* BEGIN *

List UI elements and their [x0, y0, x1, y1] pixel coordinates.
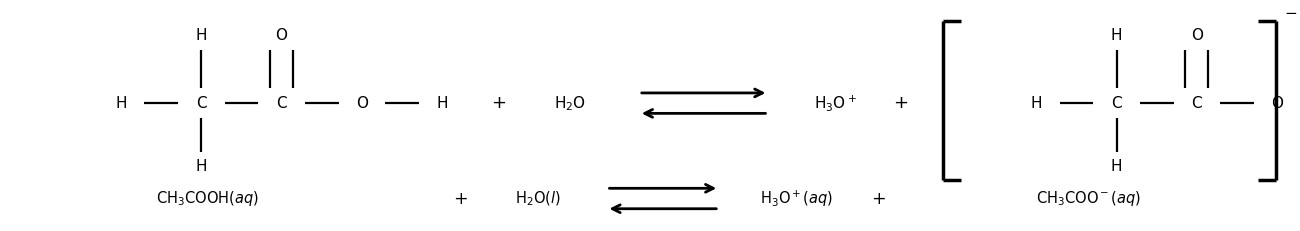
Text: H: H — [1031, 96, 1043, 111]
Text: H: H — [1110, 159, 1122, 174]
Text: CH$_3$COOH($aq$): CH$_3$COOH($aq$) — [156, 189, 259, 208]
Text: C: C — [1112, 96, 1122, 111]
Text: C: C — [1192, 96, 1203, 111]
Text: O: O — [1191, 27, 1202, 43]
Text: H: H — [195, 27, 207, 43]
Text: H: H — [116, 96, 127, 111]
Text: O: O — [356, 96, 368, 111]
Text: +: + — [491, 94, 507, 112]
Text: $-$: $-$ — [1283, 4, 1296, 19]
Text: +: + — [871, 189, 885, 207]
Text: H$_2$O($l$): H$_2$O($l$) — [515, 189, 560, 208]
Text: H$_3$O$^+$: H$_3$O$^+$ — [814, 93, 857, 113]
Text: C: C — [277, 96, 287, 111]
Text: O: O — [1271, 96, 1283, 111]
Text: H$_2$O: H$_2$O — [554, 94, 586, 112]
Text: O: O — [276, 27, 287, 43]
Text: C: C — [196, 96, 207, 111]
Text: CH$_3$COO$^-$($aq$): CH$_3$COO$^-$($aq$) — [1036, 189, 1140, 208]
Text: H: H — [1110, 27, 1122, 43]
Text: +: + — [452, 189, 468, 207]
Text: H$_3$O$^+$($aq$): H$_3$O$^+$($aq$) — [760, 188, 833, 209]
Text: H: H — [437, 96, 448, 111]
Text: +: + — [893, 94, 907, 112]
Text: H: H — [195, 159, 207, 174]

* END *

> _What to produce_
Return every line of the entries above word for word, but leave out the pictures.

> _Exercise answer_
List UI elements and their [x0, y0, x1, y1] pixel coordinates.
Text: H: H — [1031, 96, 1043, 111]
Text: H: H — [1110, 159, 1122, 174]
Text: CH$_3$COOH($aq$): CH$_3$COOH($aq$) — [156, 189, 259, 208]
Text: C: C — [1112, 96, 1122, 111]
Text: C: C — [1192, 96, 1203, 111]
Text: O: O — [1191, 27, 1202, 43]
Text: H: H — [195, 27, 207, 43]
Text: H: H — [116, 96, 127, 111]
Text: O: O — [356, 96, 368, 111]
Text: +: + — [491, 94, 507, 112]
Text: $-$: $-$ — [1283, 4, 1296, 19]
Text: +: + — [871, 189, 885, 207]
Text: H$_2$O($l$): H$_2$O($l$) — [515, 189, 560, 208]
Text: H$_3$O$^+$: H$_3$O$^+$ — [814, 93, 857, 113]
Text: C: C — [277, 96, 287, 111]
Text: O: O — [1271, 96, 1283, 111]
Text: H$_2$O: H$_2$O — [554, 94, 586, 112]
Text: O: O — [276, 27, 287, 43]
Text: C: C — [196, 96, 207, 111]
Text: CH$_3$COO$^-$($aq$): CH$_3$COO$^-$($aq$) — [1036, 189, 1140, 208]
Text: H: H — [1110, 27, 1122, 43]
Text: +: + — [452, 189, 468, 207]
Text: H$_3$O$^+$($aq$): H$_3$O$^+$($aq$) — [760, 188, 833, 209]
Text: H: H — [437, 96, 448, 111]
Text: +: + — [893, 94, 907, 112]
Text: H: H — [195, 159, 207, 174]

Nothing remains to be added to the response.